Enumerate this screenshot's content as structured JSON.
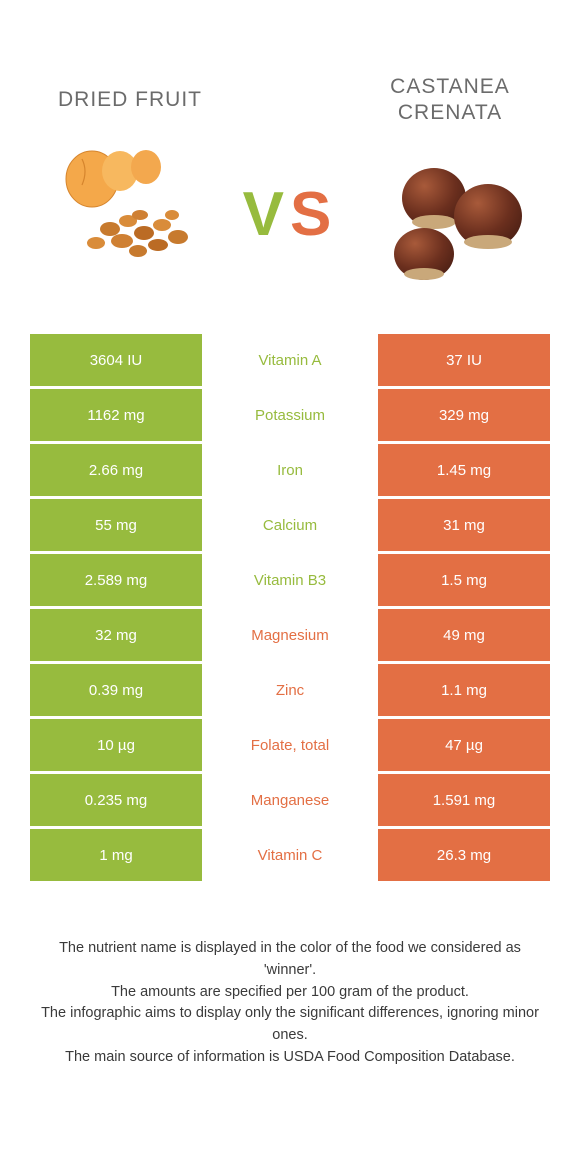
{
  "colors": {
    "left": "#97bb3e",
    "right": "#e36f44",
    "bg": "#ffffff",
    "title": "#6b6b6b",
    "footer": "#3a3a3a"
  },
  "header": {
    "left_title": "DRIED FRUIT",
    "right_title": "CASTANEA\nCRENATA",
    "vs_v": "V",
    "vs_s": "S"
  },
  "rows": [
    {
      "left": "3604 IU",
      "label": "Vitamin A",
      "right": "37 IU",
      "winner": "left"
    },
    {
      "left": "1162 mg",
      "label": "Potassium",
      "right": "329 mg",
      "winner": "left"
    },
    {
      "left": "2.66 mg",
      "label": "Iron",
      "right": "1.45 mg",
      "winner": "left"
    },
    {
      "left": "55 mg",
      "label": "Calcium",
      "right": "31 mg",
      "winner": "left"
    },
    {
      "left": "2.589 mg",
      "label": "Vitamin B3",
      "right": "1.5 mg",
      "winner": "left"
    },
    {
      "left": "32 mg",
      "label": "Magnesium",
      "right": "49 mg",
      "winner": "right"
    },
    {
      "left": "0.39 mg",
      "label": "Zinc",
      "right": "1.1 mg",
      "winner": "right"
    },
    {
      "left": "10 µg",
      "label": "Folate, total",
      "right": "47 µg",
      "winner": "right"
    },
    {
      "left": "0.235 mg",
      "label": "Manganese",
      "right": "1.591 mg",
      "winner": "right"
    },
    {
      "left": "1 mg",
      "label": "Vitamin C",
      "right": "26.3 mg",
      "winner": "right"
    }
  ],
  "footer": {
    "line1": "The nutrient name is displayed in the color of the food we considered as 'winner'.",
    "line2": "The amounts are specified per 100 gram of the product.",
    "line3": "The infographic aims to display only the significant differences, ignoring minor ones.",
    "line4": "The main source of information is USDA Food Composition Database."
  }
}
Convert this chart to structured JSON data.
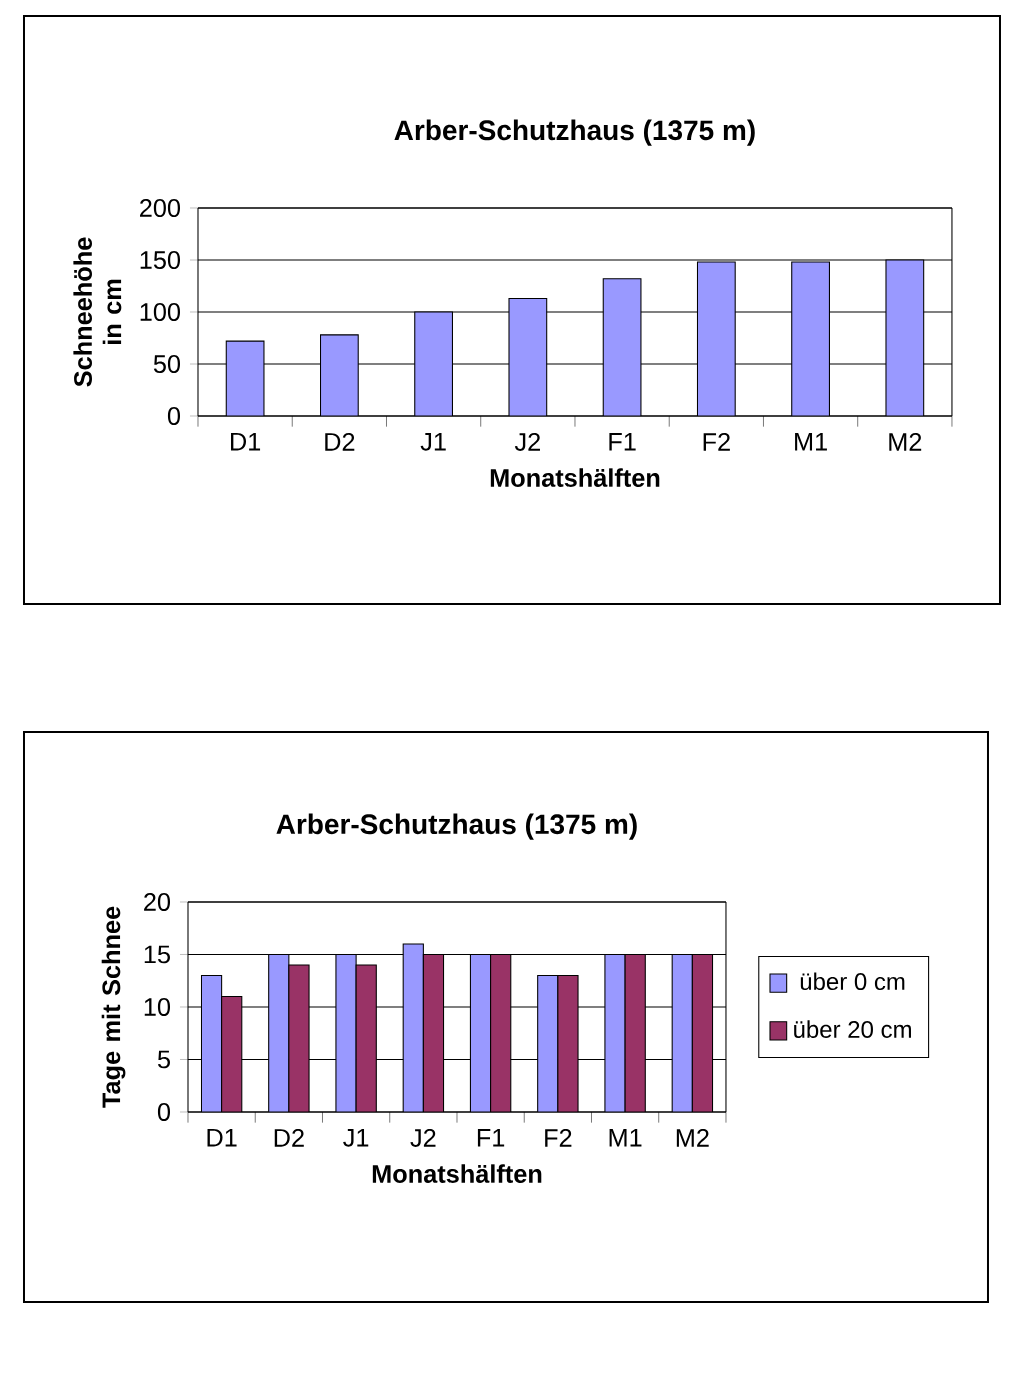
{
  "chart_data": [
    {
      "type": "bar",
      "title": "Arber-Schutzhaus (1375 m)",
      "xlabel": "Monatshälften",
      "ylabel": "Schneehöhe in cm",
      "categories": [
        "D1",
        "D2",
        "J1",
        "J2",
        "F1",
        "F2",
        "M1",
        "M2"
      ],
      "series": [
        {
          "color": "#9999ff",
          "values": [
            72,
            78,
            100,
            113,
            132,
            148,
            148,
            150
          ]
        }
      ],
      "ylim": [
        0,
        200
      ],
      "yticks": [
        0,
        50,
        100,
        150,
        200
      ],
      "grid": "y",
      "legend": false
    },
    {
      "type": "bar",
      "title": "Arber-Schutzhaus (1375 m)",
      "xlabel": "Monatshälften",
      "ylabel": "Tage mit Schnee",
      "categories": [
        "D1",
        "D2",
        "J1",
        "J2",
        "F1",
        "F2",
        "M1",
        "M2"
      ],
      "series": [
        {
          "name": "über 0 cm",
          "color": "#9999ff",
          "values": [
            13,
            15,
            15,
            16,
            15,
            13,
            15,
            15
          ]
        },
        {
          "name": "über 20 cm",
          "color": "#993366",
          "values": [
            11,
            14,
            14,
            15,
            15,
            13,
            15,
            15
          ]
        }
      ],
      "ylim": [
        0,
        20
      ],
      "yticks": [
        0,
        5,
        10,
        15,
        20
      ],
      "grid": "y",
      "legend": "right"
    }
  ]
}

* [TASK DESCRIPTION] All entries are to be retyped exactly. Omit any embedded images.

* [CORRECT RESULT]
Enumerate this screenshot's content as structured JSON.
{
  "colors": {
    "left": "#97bb3e",
    "right": "#e36f44",
    "bg": "#ffffff",
    "title": "#6b6b6b",
    "footer": "#3a3a3a"
  },
  "header": {
    "left_title": "DRIED FRUIT",
    "right_title": "CASTANEA\nCRENATA",
    "vs_v": "V",
    "vs_s": "S"
  },
  "rows": [
    {
      "left": "3604 IU",
      "label": "Vitamin A",
      "right": "37 IU",
      "winner": "left"
    },
    {
      "left": "1162 mg",
      "label": "Potassium",
      "right": "329 mg",
      "winner": "left"
    },
    {
      "left": "2.66 mg",
      "label": "Iron",
      "right": "1.45 mg",
      "winner": "left"
    },
    {
      "left": "55 mg",
      "label": "Calcium",
      "right": "31 mg",
      "winner": "left"
    },
    {
      "left": "2.589 mg",
      "label": "Vitamin B3",
      "right": "1.5 mg",
      "winner": "left"
    },
    {
      "left": "32 mg",
      "label": "Magnesium",
      "right": "49 mg",
      "winner": "right"
    },
    {
      "left": "0.39 mg",
      "label": "Zinc",
      "right": "1.1 mg",
      "winner": "right"
    },
    {
      "left": "10 µg",
      "label": "Folate, total",
      "right": "47 µg",
      "winner": "right"
    },
    {
      "left": "0.235 mg",
      "label": "Manganese",
      "right": "1.591 mg",
      "winner": "right"
    },
    {
      "left": "1 mg",
      "label": "Vitamin C",
      "right": "26.3 mg",
      "winner": "right"
    }
  ],
  "footer": {
    "line1": "The nutrient name is displayed in the color of the food we considered as 'winner'.",
    "line2": "The amounts are specified per 100 gram of the product.",
    "line3": "The infographic aims to display only the significant differences, ignoring minor ones.",
    "line4": "The main source of information is USDA Food Composition Database."
  }
}
Convert this chart to structured JSON data.
{
  "chart_data": [
    {
      "type": "bar",
      "title": "Arber-Schutzhaus (1375 m)",
      "xlabel": "Monatshälften",
      "ylabel": "Schneehöhe in cm",
      "categories": [
        "D1",
        "D2",
        "J1",
        "J2",
        "F1",
        "F2",
        "M1",
        "M2"
      ],
      "series": [
        {
          "color": "#9999ff",
          "values": [
            72,
            78,
            100,
            113,
            132,
            148,
            148,
            150
          ]
        }
      ],
      "ylim": [
        0,
        200
      ],
      "yticks": [
        0,
        50,
        100,
        150,
        200
      ],
      "grid": "y",
      "legend": false
    },
    {
      "type": "bar",
      "title": "Arber-Schutzhaus (1375 m)",
      "xlabel": "Monatshälften",
      "ylabel": "Tage mit Schnee",
      "categories": [
        "D1",
        "D2",
        "J1",
        "J2",
        "F1",
        "F2",
        "M1",
        "M2"
      ],
      "series": [
        {
          "name": "über 0 cm",
          "color": "#9999ff",
          "values": [
            13,
            15,
            15,
            16,
            15,
            13,
            15,
            15
          ]
        },
        {
          "name": "über 20 cm",
          "color": "#993366",
          "values": [
            11,
            14,
            14,
            15,
            15,
            13,
            15,
            15
          ]
        }
      ],
      "ylim": [
        0,
        20
      ],
      "yticks": [
        0,
        5,
        10,
        15,
        20
      ],
      "grid": "y",
      "legend": "right"
    }
  ]
}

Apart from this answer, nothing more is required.